• **Exercise description**
Identify and pull out each line of the entries in which "Commodity" occurs.

(Stored data entries)
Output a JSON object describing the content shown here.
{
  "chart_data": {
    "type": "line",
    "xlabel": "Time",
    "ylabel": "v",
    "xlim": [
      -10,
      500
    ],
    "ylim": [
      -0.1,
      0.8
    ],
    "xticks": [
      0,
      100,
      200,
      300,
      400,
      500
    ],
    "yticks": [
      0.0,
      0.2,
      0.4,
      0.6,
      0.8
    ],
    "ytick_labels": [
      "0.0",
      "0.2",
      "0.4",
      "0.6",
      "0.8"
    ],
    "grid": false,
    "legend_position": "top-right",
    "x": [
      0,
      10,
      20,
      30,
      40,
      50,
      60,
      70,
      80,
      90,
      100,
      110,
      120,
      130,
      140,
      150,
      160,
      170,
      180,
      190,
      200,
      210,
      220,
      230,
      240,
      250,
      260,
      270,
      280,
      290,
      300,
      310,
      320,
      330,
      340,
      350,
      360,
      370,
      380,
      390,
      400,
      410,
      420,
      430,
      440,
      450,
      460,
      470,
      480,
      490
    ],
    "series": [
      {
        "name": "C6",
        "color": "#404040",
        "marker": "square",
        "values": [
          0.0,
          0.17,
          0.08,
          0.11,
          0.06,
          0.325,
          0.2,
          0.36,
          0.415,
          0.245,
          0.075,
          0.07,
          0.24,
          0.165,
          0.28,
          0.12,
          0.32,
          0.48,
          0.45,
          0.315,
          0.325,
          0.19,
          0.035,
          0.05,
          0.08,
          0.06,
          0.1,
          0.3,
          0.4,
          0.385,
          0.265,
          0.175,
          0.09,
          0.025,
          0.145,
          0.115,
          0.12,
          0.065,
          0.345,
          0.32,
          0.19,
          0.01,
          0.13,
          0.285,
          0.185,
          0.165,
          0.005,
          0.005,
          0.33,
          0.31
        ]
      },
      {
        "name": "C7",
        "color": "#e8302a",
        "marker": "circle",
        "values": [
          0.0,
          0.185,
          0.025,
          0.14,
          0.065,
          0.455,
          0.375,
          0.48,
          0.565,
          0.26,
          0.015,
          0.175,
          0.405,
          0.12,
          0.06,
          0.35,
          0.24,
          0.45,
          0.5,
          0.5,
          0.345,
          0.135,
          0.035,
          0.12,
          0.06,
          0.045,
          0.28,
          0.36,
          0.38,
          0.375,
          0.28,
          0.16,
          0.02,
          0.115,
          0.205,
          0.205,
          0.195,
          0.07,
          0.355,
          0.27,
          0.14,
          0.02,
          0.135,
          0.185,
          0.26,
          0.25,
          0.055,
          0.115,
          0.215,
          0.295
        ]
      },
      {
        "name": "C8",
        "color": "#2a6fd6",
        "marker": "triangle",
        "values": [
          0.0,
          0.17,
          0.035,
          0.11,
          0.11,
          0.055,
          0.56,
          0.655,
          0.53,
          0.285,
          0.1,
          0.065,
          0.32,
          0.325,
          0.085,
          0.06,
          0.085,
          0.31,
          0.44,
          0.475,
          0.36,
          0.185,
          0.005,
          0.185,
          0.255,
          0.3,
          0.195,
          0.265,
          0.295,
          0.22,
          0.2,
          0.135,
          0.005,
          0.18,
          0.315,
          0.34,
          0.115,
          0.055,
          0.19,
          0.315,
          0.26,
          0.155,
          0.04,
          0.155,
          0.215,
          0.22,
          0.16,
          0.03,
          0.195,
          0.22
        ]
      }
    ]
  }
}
...
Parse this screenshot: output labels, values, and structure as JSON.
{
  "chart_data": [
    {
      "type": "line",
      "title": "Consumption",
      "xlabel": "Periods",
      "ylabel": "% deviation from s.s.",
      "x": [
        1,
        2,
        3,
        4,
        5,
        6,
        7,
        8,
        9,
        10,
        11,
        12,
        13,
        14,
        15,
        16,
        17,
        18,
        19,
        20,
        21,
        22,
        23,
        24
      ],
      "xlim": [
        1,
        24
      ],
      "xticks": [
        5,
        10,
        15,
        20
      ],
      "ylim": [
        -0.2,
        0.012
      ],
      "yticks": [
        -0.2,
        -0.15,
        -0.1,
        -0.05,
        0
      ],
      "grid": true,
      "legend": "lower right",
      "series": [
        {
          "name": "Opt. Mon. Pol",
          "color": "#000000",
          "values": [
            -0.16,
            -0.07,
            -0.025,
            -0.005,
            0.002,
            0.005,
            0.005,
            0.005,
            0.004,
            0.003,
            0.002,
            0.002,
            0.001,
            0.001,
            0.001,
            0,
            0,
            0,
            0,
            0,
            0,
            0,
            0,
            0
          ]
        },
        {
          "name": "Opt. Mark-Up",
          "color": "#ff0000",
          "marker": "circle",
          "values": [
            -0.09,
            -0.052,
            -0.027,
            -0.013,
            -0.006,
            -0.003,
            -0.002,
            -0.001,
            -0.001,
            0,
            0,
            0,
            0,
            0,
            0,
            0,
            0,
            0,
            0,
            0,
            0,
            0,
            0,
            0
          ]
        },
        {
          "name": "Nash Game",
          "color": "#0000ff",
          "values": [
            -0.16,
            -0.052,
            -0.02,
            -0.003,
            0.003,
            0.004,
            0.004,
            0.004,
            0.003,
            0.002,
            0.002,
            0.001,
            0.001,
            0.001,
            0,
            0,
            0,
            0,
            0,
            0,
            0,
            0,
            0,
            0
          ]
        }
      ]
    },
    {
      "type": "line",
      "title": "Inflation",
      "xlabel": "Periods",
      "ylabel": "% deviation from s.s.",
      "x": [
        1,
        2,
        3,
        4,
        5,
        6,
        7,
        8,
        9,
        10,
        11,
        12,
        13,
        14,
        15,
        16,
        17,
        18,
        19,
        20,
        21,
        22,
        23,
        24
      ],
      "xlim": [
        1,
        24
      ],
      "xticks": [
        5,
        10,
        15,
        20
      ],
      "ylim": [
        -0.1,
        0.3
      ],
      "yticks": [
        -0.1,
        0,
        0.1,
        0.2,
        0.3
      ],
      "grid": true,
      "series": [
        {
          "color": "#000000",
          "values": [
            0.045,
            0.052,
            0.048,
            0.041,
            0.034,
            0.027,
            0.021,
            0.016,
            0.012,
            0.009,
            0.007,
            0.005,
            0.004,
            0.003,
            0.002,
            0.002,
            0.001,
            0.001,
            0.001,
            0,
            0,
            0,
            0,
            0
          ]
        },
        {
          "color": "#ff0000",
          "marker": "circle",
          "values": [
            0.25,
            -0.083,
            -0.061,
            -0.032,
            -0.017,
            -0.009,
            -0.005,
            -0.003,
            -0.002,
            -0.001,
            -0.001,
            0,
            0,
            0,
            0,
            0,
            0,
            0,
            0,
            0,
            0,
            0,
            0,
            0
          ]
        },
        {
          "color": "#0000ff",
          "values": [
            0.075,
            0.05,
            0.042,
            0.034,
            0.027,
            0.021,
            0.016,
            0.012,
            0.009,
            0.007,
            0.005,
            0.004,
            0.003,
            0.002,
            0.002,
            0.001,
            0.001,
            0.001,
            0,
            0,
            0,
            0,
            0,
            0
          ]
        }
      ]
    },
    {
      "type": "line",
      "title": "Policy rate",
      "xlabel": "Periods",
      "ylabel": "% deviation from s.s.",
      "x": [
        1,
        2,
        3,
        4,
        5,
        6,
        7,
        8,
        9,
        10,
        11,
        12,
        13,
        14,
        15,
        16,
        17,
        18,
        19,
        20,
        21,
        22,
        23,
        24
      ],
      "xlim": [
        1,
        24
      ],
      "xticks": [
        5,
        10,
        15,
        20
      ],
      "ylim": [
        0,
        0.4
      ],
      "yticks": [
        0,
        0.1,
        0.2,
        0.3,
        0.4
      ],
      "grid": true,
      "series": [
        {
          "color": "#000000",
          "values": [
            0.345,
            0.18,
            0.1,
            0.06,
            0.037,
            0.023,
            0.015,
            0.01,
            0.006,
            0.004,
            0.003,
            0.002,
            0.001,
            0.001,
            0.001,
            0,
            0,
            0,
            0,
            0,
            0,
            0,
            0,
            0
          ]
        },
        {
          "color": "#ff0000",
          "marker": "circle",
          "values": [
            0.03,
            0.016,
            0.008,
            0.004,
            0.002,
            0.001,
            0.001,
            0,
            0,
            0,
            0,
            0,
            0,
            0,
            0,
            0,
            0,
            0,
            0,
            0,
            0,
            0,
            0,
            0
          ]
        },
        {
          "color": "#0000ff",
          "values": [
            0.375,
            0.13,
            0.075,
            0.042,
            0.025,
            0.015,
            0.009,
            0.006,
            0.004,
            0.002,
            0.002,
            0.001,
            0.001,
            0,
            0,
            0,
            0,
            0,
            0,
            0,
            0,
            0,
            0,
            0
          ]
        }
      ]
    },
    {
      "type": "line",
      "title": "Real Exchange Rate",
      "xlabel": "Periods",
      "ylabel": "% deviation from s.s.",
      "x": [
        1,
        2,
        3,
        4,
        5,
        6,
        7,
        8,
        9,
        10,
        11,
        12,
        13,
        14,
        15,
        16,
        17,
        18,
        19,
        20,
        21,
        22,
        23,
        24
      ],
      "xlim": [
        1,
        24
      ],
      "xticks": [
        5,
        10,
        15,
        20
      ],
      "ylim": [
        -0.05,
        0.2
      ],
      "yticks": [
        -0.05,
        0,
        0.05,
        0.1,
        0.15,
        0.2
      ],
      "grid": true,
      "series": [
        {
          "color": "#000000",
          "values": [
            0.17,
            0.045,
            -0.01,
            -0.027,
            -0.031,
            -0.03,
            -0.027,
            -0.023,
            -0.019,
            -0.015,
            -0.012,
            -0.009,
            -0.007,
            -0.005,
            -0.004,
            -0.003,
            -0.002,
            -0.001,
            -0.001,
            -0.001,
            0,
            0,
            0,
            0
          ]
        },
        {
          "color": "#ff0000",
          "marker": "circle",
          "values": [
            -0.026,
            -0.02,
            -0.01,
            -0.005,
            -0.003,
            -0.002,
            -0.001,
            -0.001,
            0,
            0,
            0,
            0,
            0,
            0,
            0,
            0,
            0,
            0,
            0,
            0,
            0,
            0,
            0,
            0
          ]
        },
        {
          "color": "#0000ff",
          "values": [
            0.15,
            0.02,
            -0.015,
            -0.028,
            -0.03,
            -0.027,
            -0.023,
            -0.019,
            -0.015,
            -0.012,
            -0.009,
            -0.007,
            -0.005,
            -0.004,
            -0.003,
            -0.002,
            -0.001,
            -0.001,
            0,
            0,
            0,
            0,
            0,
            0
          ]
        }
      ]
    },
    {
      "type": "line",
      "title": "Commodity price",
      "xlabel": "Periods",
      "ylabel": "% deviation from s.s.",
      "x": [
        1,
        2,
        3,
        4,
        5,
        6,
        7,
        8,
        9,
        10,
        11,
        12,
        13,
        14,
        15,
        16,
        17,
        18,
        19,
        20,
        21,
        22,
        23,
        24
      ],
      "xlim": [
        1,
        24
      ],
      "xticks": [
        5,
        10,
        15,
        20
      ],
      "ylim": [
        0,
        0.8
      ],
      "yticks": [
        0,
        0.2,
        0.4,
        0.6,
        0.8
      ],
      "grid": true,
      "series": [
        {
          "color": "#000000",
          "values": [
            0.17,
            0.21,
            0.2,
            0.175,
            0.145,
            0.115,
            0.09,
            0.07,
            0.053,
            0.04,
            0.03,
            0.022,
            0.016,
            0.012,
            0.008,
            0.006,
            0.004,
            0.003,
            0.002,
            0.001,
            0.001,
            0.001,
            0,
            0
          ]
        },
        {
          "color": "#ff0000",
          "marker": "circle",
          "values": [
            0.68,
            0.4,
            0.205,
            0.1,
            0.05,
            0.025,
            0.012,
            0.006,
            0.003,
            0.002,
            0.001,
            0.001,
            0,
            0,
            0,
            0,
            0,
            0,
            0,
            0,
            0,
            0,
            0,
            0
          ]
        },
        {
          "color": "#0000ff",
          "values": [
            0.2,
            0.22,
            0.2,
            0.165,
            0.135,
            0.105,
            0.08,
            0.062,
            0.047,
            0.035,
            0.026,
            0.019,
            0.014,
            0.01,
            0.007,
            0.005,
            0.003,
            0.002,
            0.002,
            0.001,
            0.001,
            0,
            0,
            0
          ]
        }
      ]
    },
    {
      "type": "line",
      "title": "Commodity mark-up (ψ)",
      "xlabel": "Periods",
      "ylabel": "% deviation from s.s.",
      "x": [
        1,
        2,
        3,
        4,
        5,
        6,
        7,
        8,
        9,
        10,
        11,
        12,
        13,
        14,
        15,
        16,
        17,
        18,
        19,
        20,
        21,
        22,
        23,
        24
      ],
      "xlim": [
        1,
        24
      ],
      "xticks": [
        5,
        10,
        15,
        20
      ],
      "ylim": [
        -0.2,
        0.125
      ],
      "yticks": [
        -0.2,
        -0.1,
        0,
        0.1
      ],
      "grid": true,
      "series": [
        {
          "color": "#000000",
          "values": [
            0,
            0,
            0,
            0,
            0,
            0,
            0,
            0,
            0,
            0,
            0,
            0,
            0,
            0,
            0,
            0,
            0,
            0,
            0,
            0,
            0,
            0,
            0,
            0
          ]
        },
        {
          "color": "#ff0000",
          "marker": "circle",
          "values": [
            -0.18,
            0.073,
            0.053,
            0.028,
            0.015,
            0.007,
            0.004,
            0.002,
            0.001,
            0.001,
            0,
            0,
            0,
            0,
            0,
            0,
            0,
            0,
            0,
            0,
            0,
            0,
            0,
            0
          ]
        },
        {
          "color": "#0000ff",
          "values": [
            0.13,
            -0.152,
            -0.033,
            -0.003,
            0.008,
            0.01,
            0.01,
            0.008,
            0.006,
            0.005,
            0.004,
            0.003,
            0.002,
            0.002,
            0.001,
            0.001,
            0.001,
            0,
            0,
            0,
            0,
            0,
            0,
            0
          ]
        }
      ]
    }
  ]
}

• **Solution to this problem**
      "title": "Commodity price",
      "title": "Commodity mark-up (ψ)",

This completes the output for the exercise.